◆ **WHAT YOU NEED TO DO**
Omit the pictures and return every entry exactly as written.

◆ **DATA SECTION**
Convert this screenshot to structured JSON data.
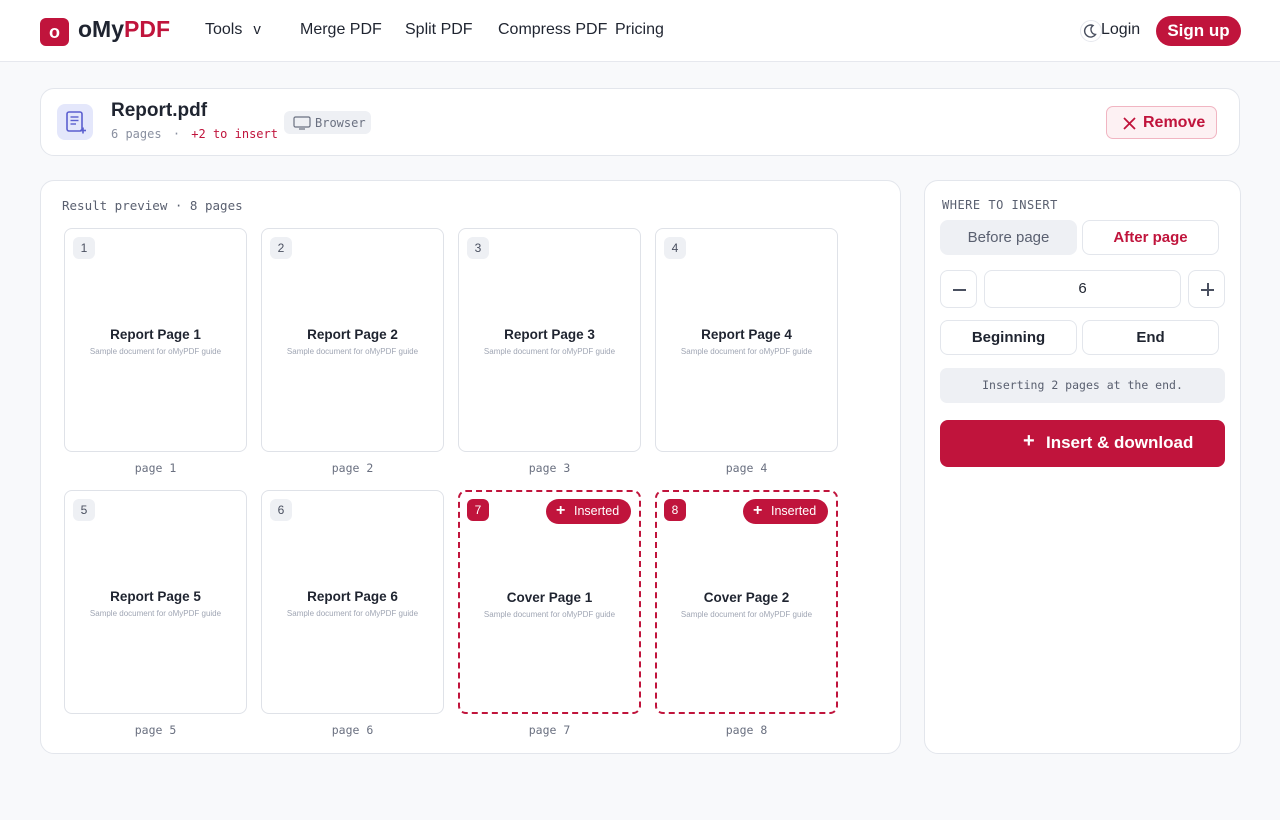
{
  "header": {
    "logo_letter": "o",
    "brand_part1": "oMy",
    "brand_part2": "PDF",
    "nav": {
      "tools": "Tools",
      "tools_chevron": "v",
      "merge": "Merge PDF",
      "split": "Split PDF",
      "compress": "Compress PDF",
      "pricing": "Pricing"
    },
    "login": "Login",
    "signup": "Sign up"
  },
  "file": {
    "name": "Report.pdf",
    "pages_text": "6 pages",
    "separator": "·",
    "insert_text": "+2 to insert",
    "source": "Browser",
    "remove_label": "Remove"
  },
  "preview": {
    "title": "Result preview · 8 pages",
    "pages": [
      {
        "num": "1",
        "title": "Report Page 1",
        "subtitle": "Sample document for oMyPDF guide",
        "label": "page 1",
        "inserted": false
      },
      {
        "num": "2",
        "title": "Report Page 2",
        "subtitle": "Sample document for oMyPDF guide",
        "label": "page 2",
        "inserted": false
      },
      {
        "num": "3",
        "title": "Report Page 3",
        "subtitle": "Sample document for oMyPDF guide",
        "label": "page 3",
        "inserted": false
      },
      {
        "num": "4",
        "title": "Report Page 4",
        "subtitle": "Sample document for oMyPDF guide",
        "label": "page 4",
        "inserted": false
      },
      {
        "num": "5",
        "title": "Report Page 5",
        "subtitle": "Sample document for oMyPDF guide",
        "label": "page 5",
        "inserted": false
      },
      {
        "num": "6",
        "title": "Report Page 6",
        "subtitle": "Sample document for oMyPDF guide",
        "label": "page 6",
        "inserted": false
      },
      {
        "num": "7",
        "title": "Cover Page 1",
        "subtitle": "Sample document for oMyPDF guide",
        "label": "page 7",
        "inserted": true,
        "badge": "Inserted"
      },
      {
        "num": "8",
        "title": "Cover Page 2",
        "subtitle": "Sample document for oMyPDF guide",
        "label": "page 8",
        "inserted": true,
        "badge": "Inserted"
      }
    ]
  },
  "insert_panel": {
    "title": "WHERE TO INSERT",
    "before_label": "Before page",
    "after_label": "After page",
    "selected_mode": "After page",
    "page_value": "6",
    "beginning_label": "Beginning",
    "end_label": "End",
    "info": "Inserting 2 pages at the end.",
    "action_icon": "+",
    "action_label": "Insert & download"
  },
  "colors": {
    "accent": "#c0143c",
    "background": "#f8f9fb",
    "muted_chip": "#eef0f4"
  },
  "icons": [
    "moon-icon",
    "document-add-icon",
    "monitor-icon",
    "close-icon",
    "minus-icon",
    "plus-icon"
  ]
}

◆ **WRITTEN REPLY**
Convert this screenshot to structured JSON data.
{
  "header": {
    "logo_letter": "o",
    "brand_part1": "oMy",
    "brand_part2": "PDF",
    "nav": {
      "tools": "Tools",
      "tools_chevron": "v",
      "merge": "Merge PDF",
      "split": "Split PDF",
      "compress": "Compress PDF",
      "pricing": "Pricing"
    },
    "login": "Login",
    "signup": "Sign up"
  },
  "file": {
    "name": "Report.pdf",
    "pages_text": "6 pages",
    "separator": "·",
    "insert_text": "+2 to insert",
    "source": "Browser",
    "remove_label": "Remove"
  },
  "preview": {
    "title": "Result preview · 8 pages",
    "pages": [
      {
        "num": "1",
        "title": "Report Page 1",
        "subtitle": "Sample document for oMyPDF guide",
        "label": "page 1",
        "inserted": false
      },
      {
        "num": "2",
        "title": "Report Page 2",
        "subtitle": "Sample document for oMyPDF guide",
        "label": "page 2",
        "inserted": false
      },
      {
        "num": "3",
        "title": "Report Page 3",
        "subtitle": "Sample document for oMyPDF guide",
        "label": "page 3",
        "inserted": false
      },
      {
        "num": "4",
        "title": "Report Page 4",
        "subtitle": "Sample document for oMyPDF guide",
        "label": "page 4",
        "inserted": false
      },
      {
        "num": "5",
        "title": "Report Page 5",
        "subtitle": "Sample document for oMyPDF guide",
        "label": "page 5",
        "inserted": false
      },
      {
        "num": "6",
        "title": "Report Page 6",
        "subtitle": "Sample document for oMyPDF guide",
        "label": "page 6",
        "inserted": false
      },
      {
        "num": "7",
        "title": "Cover Page 1",
        "subtitle": "Sample document for oMyPDF guide",
        "label": "page 7",
        "inserted": true,
        "badge": "Inserted"
      },
      {
        "num": "8",
        "title": "Cover Page 2",
        "subtitle": "Sample document for oMyPDF guide",
        "label": "page 8",
        "inserted": true,
        "badge": "Inserted"
      }
    ]
  },
  "insert_panel": {
    "title": "WHERE TO INSERT",
    "before_label": "Before page",
    "after_label": "After page",
    "selected_mode": "After page",
    "page_value": "6",
    "beginning_label": "Beginning",
    "end_label": "End",
    "info": "Inserting 2 pages at the end.",
    "action_icon": "+",
    "action_label": "Insert & download"
  },
  "colors": {
    "accent": "#c0143c",
    "background": "#f8f9fb",
    "muted_chip": "#eef0f4"
  },
  "icons": [
    "moon-icon",
    "document-add-icon",
    "monitor-icon",
    "close-icon",
    "minus-icon",
    "plus-icon"
  ]
}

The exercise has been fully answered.